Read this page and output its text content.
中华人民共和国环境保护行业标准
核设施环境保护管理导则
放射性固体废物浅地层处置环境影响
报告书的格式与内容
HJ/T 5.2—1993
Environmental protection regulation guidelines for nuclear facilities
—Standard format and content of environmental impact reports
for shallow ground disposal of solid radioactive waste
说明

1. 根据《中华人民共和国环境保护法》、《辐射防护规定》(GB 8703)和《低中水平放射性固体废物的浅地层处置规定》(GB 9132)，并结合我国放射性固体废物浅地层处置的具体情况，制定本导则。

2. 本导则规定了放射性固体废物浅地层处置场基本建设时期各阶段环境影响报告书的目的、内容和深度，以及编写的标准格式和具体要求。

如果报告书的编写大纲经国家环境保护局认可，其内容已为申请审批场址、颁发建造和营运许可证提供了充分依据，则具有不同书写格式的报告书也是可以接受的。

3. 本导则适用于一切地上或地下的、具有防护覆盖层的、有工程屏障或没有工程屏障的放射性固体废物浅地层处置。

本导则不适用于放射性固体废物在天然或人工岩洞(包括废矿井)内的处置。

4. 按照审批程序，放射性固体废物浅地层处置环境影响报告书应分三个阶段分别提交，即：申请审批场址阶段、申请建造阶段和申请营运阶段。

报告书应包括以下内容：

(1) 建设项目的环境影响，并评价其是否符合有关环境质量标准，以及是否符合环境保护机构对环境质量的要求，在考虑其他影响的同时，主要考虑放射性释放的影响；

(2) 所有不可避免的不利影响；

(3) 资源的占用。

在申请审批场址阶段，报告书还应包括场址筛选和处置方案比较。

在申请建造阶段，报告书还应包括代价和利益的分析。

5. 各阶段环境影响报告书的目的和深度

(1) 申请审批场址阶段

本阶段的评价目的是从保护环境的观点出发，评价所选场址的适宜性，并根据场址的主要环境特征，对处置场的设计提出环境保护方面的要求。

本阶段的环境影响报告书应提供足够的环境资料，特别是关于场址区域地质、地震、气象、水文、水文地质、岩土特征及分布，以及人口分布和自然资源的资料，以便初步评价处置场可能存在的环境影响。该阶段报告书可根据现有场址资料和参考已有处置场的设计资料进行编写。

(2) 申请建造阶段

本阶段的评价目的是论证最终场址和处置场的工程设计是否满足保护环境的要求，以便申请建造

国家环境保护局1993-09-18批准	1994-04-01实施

**EXERCISE REQUIREMENTS**
Extract the full listing above without altering anything.

**EXPECTED OUTPUT**
Read this page and output its text content.
中华人民共和国环境保护行业标准
核设施环境保护管理导则
放射性固体废物浅地层处置环境影响
报告书的格式与内容
HJ/T 5.2—1993
Environmental protection regulation guidelines for nuclear facilities
—Standard format and content of environmental impact reports
for shallow ground disposal of solid radioactive waste
说明

1. 根据《中华人民共和国环境保护法》、《辐射防护规定》(GB 8703)和《低中水平放射性固体废物的浅地层处置规定》(GB 9132)，并结合我国放射性固体废物浅地层处置的具体情况，制定本导则。

2. 本导则规定了放射性固体废物浅地层处置场基本建设时期各阶段环境影响报告书的目的、内容和深度，以及编写的标准格式和具体要求。

如果报告书的编写大纲经国家环境保护局认可，其内容已为申请审批场址、颁发建造和营运许可证提供了充分依据，则具有不同书写格式的报告书也是可以接受的。

3. 本导则适用于一切地上或地下的、具有防护覆盖层的、有工程屏障或没有工程屏障的放射性固体废物浅地层处置。

本导则不适用于放射性固体废物在天然或人工岩洞(包括废矿井)内的处置。

4. 按照审批程序，放射性固体废物浅地层处置环境影响报告书应分三个阶段分别提交，即：申请审批场址阶段、申请建造阶段和申请营运阶段。

报告书应包括以下内容：

(1) 建设项目的环境影响，并评价其是否符合有关环境质量标准，以及是否符合环境保护机构对环境质量的要求，在考虑其他影响的同时，主要考虑放射性释放的影响；

(2) 所有不可避免的不利影响；

(3) 资源的占用。

在申请审批场址阶段，报告书还应包括场址筛选和处置方案比较。

在申请建造阶段，报告书还应包括代价和利益的分析。

5. 各阶段环境影响报告书的目的和深度

(1) 申请审批场址阶段

本阶段的评价目的是从保护环境的观点出发，评价所选场址的适宜性，并根据场址的主要环境特征，对处置场的设计提出环境保护方面的要求。

本阶段的环境影响报告书应提供足够的环境资料，特别是关于场址区域地质、地震、气象、水文、水文地质、岩土特征及分布，以及人口分布和自然资源的资料，以便初步评价处置场可能存在的环境影响。该阶段报告书可根据现有场址资料和参考已有处置场的设计资料进行编写。

(2) 申请建造阶段

本阶段的评价目的是论证最终场址和处置场的工程设计是否满足保护环境的要求，以便申请建造

国家环境保护局1993-09-18批准	1994-04-01实施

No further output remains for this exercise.